--- TO DO ---
Copy the following material line for line, without changing anything.

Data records
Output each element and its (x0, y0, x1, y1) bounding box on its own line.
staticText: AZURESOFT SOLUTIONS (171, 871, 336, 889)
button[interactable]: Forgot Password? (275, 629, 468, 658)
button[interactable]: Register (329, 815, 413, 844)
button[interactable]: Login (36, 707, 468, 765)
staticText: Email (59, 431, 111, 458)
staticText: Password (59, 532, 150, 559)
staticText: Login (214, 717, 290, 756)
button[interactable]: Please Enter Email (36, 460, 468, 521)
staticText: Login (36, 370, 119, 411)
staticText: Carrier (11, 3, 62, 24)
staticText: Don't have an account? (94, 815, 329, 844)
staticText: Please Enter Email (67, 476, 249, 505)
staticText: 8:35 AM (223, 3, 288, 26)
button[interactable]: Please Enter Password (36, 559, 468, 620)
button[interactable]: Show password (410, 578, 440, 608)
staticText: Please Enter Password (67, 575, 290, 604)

--- THE RESPONSE ---
Output each element and its (x0, y0, x1, y1) bounding box on its own line.
staticText: AZURESOFT SOLUTIONS (171, 871, 336, 889)
button[interactable]: Forgot Password? (275, 629, 468, 658)
button[interactable]: Register (329, 815, 413, 844)
button[interactable]: Login (36, 707, 468, 765)
staticText: Email (59, 431, 111, 458)
staticText: Password (59, 532, 150, 559)
staticText: Login (214, 717, 290, 756)
button[interactable]: Please Enter Email (36, 460, 468, 521)
staticText: Login (36, 370, 119, 411)
staticText: Carrier (11, 3, 62, 24)
staticText: Don't have an account? (94, 815, 329, 844)
staticText: Please Enter Email (67, 476, 249, 505)
staticText: 8:35 AM (223, 3, 288, 26)
button[interactable]: Please Enter Password (36, 559, 468, 620)
button[interactable]: Show password (410, 578, 440, 608)
staticText: Please Enter Password (67, 575, 290, 604)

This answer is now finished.